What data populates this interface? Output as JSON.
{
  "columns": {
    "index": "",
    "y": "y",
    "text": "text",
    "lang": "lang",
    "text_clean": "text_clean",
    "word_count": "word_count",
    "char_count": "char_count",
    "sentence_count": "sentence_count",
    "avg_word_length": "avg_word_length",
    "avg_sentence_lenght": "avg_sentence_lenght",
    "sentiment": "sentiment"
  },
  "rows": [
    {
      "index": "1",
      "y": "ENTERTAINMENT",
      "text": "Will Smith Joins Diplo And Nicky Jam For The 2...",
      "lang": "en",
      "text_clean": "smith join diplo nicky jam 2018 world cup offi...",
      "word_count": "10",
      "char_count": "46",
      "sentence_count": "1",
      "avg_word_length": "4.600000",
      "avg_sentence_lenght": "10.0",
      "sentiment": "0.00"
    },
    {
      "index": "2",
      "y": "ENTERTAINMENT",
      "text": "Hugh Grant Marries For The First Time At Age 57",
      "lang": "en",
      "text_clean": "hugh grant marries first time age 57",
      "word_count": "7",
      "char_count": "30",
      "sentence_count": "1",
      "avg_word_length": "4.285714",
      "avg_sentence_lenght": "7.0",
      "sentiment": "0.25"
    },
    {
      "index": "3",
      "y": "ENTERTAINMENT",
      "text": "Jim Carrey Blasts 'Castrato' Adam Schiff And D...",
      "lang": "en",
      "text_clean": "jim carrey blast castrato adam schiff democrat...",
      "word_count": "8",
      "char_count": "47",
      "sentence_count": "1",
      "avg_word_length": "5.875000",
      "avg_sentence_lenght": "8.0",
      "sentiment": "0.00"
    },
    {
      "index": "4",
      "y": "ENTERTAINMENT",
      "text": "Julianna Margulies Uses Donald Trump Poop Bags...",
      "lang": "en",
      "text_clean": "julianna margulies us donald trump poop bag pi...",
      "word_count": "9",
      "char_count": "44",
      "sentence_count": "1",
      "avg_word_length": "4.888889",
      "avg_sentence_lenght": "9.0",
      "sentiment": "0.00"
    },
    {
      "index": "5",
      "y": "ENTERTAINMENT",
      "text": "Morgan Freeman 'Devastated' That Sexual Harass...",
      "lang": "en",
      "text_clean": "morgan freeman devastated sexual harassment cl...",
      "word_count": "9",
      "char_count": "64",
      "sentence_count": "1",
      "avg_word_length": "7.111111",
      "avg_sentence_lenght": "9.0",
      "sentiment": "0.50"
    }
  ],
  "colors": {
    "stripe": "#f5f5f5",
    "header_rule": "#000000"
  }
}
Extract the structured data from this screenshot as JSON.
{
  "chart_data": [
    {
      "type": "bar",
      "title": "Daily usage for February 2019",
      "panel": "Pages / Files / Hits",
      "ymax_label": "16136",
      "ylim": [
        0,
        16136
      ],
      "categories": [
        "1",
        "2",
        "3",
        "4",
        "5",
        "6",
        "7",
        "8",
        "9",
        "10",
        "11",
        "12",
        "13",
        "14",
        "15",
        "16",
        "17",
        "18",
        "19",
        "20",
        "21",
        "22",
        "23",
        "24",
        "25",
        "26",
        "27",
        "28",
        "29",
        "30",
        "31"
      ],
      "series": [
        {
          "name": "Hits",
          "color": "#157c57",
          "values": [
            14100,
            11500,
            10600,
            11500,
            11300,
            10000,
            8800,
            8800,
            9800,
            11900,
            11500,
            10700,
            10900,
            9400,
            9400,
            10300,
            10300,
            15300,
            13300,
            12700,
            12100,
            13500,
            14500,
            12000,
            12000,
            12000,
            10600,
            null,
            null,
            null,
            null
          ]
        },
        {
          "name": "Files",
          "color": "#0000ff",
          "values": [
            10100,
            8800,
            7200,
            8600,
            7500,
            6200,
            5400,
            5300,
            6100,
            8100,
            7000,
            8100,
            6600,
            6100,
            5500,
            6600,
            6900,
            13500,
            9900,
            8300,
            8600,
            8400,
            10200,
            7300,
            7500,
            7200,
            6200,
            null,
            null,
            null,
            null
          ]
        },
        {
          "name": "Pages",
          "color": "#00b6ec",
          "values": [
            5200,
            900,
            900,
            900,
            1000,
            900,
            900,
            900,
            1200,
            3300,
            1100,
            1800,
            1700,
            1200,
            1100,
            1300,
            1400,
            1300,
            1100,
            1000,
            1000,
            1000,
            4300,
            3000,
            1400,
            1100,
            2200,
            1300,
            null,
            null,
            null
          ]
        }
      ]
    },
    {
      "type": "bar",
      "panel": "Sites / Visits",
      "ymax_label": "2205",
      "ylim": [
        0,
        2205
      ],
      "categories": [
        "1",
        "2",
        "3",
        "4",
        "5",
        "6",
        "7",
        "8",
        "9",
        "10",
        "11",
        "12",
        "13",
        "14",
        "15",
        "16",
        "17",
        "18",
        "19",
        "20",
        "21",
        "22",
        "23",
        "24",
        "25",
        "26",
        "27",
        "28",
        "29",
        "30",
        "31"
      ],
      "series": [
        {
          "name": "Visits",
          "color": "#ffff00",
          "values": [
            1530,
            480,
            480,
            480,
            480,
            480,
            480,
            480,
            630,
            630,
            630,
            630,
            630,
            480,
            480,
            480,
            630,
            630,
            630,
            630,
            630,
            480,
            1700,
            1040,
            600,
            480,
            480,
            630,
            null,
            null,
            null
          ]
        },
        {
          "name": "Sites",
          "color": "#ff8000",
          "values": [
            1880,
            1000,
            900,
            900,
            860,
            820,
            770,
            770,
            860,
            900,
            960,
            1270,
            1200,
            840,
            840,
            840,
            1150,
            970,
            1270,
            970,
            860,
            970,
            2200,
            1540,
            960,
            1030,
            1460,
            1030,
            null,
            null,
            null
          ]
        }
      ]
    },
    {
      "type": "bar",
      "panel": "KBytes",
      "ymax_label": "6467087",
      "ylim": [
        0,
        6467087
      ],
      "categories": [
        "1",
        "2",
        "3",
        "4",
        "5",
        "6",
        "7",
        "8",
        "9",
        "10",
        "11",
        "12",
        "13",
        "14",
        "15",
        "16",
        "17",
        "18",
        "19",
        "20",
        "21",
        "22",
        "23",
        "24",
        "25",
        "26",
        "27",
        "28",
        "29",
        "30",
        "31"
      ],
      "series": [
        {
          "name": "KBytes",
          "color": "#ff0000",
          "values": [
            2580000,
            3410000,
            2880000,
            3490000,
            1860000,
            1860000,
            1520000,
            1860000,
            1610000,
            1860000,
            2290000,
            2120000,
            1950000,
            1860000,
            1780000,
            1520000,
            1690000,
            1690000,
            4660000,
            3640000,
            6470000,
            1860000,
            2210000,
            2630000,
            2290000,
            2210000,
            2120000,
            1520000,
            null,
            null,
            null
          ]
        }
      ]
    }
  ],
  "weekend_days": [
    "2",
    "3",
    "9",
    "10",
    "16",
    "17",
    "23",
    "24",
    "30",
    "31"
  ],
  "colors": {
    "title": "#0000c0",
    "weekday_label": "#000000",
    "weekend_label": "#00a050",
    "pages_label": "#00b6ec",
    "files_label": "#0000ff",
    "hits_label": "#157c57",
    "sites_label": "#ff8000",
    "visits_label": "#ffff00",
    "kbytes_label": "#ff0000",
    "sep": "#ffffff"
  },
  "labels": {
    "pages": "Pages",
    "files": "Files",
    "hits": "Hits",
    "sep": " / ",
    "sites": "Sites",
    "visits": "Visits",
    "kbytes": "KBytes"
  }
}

> _WHAT YOU WILL DO_
Nothing in the listing may be changed; retype it all exactly.

> _ANSWER FOR THIS EXERCISE_
What data populates this interface? Output as JSON.
{
  "columns": {
    "index": "",
    "y": "y",
    "text": "text",
    "lang": "lang",
    "text_clean": "text_clean",
    "word_count": "word_count",
    "char_count": "char_count",
    "sentence_count": "sentence_count",
    "avg_word_length": "avg_word_length",
    "avg_sentence_lenght": "avg_sentence_lenght",
    "sentiment": "sentiment"
  },
  "rows": [
    {
      "index": "1",
      "y": "ENTERTAINMENT",
      "text": "Will Smith Joins Diplo And Nicky Jam For The 2...",
      "lang": "en",
      "text_clean": "smith join diplo nicky jam 2018 world cup offi...",
      "word_count": "10",
      "char_count": "46",
      "sentence_count": "1",
      "avg_word_length": "4.600000",
      "avg_sentence_lenght": "10.0",
      "sentiment": "0.00"
    },
    {
      "index": "2",
      "y": "ENTERTAINMENT",
      "text": "Hugh Grant Marries For The First Time At Age 57",
      "lang": "en",
      "text_clean": "hugh grant marries first time age 57",
      "word_count": "7",
      "char_count": "30",
      "sentence_count": "1",
      "avg_word_length": "4.285714",
      "avg_sentence_lenght": "7.0",
      "sentiment": "0.25"
    },
    {
      "index": "3",
      "y": "ENTERTAINMENT",
      "text": "Jim Carrey Blasts 'Castrato' Adam Schiff And D...",
      "lang": "en",
      "text_clean": "jim carrey blast castrato adam schiff democrat...",
      "word_count": "8",
      "char_count": "47",
      "sentence_count": "1",
      "avg_word_length": "5.875000",
      "avg_sentence_lenght": "8.0",
      "sentiment": "0.00"
    },
    {
      "index": "4",
      "y": "ENTERTAINMENT",
      "text": "Julianna Margulies Uses Donald Trump Poop Bags...",
      "lang": "en",
      "text_clean": "julianna margulies us donald trump poop bag pi...",
      "word_count": "9",
      "char_count": "44",
      "sentence_count": "1",
      "avg_word_length": "4.888889",
      "avg_sentence_lenght": "9.0",
      "sentiment": "0.00"
    },
    {
      "index": "5",
      "y": "ENTERTAINMENT",
      "text": "Morgan Freeman 'Devastated' That Sexual Harass...",
      "lang": "en",
      "text_clean": "morgan freeman devastated sexual harassment cl...",
      "word_count": "9",
      "char_count": "64",
      "sentence_count": "1",
      "avg_word_length": "7.111111",
      "avg_sentence_lenght": "9.0",
      "sentiment": "0.50"
    }
  ],
  "colors": {
    "stripe": "#f5f5f5",
    "header_rule": "#000000"
  }
}
Extract the structured data from this screenshot as JSON.
{
  "chart_data": [
    {
      "type": "bar",
      "title": "Daily usage for February 2019",
      "panel": "Pages / Files / Hits",
      "ymax_label": "16136",
      "ylim": [
        0,
        16136
      ],
      "categories": [
        "1",
        "2",
        "3",
        "4",
        "5",
        "6",
        "7",
        "8",
        "9",
        "10",
        "11",
        "12",
        "13",
        "14",
        "15",
        "16",
        "17",
        "18",
        "19",
        "20",
        "21",
        "22",
        "23",
        "24",
        "25",
        "26",
        "27",
        "28",
        "29",
        "30",
        "31"
      ],
      "series": [
        {
          "name": "Hits",
          "color": "#157c57",
          "values": [
            14100,
            11500,
            10600,
            11500,
            11300,
            10000,
            8800,
            8800,
            9800,
            11900,
            11500,
            10700,
            10900,
            9400,
            9400,
            10300,
            10300,
            15300,
            13300,
            12700,
            12100,
            13500,
            14500,
            12000,
            12000,
            12000,
            10600,
            null,
            null,
            null,
            null
          ]
        },
        {
          "name": "Files",
          "color": "#0000ff",
          "values": [
            10100,
            8800,
            7200,
            8600,
            7500,
            6200,
            5400,
            5300,
            6100,
            8100,
            7000,
            8100,
            6600,
            6100,
            5500,
            6600,
            6900,
            13500,
            9900,
            8300,
            8600,
            8400,
            10200,
            7300,
            7500,
            7200,
            6200,
            null,
            null,
            null,
            null
          ]
        },
        {
          "name": "Pages",
          "color": "#00b6ec",
          "values": [
            5200,
            900,
            900,
            900,
            1000,
            900,
            900,
            900,
            1200,
            3300,
            1100,
            1800,
            1700,
            1200,
            1100,
            1300,
            1400,
            1300,
            1100,
            1000,
            1000,
            1000,
            4300,
            3000,
            1400,
            1100,
            2200,
            1300,
            null,
            null,
            null
          ]
        }
      ]
    },
    {
      "type": "bar",
      "panel": "Sites / Visits",
      "ymax_label": "2205",
      "ylim": [
        0,
        2205
      ],
      "categories": [
        "1",
        "2",
        "3",
        "4",
        "5",
        "6",
        "7",
        "8",
        "9",
        "10",
        "11",
        "12",
        "13",
        "14",
        "15",
        "16",
        "17",
        "18",
        "19",
        "20",
        "21",
        "22",
        "23",
        "24",
        "25",
        "26",
        "27",
        "28",
        "29",
        "30",
        "31"
      ],
      "series": [
        {
          "name": "Visits",
          "color": "#ffff00",
          "values": [
            1530,
            480,
            480,
            480,
            480,
            480,
            480,
            480,
            630,
            630,
            630,
            630,
            630,
            480,
            480,
            480,
            630,
            630,
            630,
            630,
            630,
            480,
            1700,
            1040,
            600,
            480,
            480,
            630,
            null,
            null,
            null
          ]
        },
        {
          "name": "Sites",
          "color": "#ff8000",
          "values": [
            1880,
            1000,
            900,
            900,
            860,
            820,
            770,
            770,
            860,
            900,
            960,
            1270,
            1200,
            840,
            840,
            840,
            1150,
            970,
            1270,
            970,
            860,
            970,
            2200,
            1540,
            960,
            1030,
            1460,
            1030,
            null,
            null,
            null
          ]
        }
      ]
    },
    {
      "type": "bar",
      "panel": "KBytes",
      "ymax_label": "6467087",
      "ylim": [
        0,
        6467087
      ],
      "categories": [
        "1",
        "2",
        "3",
        "4",
        "5",
        "6",
        "7",
        "8",
        "9",
        "10",
        "11",
        "12",
        "13",
        "14",
        "15",
        "16",
        "17",
        "18",
        "19",
        "20",
        "21",
        "22",
        "23",
        "24",
        "25",
        "26",
        "27",
        "28",
        "29",
        "30",
        "31"
      ],
      "series": [
        {
          "name": "KBytes",
          "color": "#ff0000",
          "values": [
            2580000,
            3410000,
            2880000,
            3490000,
            1860000,
            1860000,
            1520000,
            1860000,
            1610000,
            1860000,
            2290000,
            2120000,
            1950000,
            1860000,
            1780000,
            1520000,
            1690000,
            1690000,
            4660000,
            3640000,
            6470000,
            1860000,
            2210000,
            2630000,
            2290000,
            2210000,
            2120000,
            1520000,
            null,
            null,
            null
          ]
        }
      ]
    }
  ],
  "weekend_days": [
    "2",
    "3",
    "9",
    "10",
    "16",
    "17",
    "23",
    "24",
    "30",
    "31"
  ],
  "colors": {
    "title": "#0000c0",
    "weekday_label": "#000000",
    "weekend_label": "#00a050",
    "pages_label": "#00b6ec",
    "files_label": "#0000ff",
    "hits_label": "#157c57",
    "sites_label": "#ff8000",
    "visits_label": "#ffff00",
    "kbytes_label": "#ff0000",
    "sep": "#ffffff"
  },
  "labels": {
    "pages": "Pages",
    "files": "Files",
    "hits": "Hits",
    "sep": " / ",
    "sites": "Sites",
    "visits": "Visits",
    "kbytes": "KBytes"
  }
}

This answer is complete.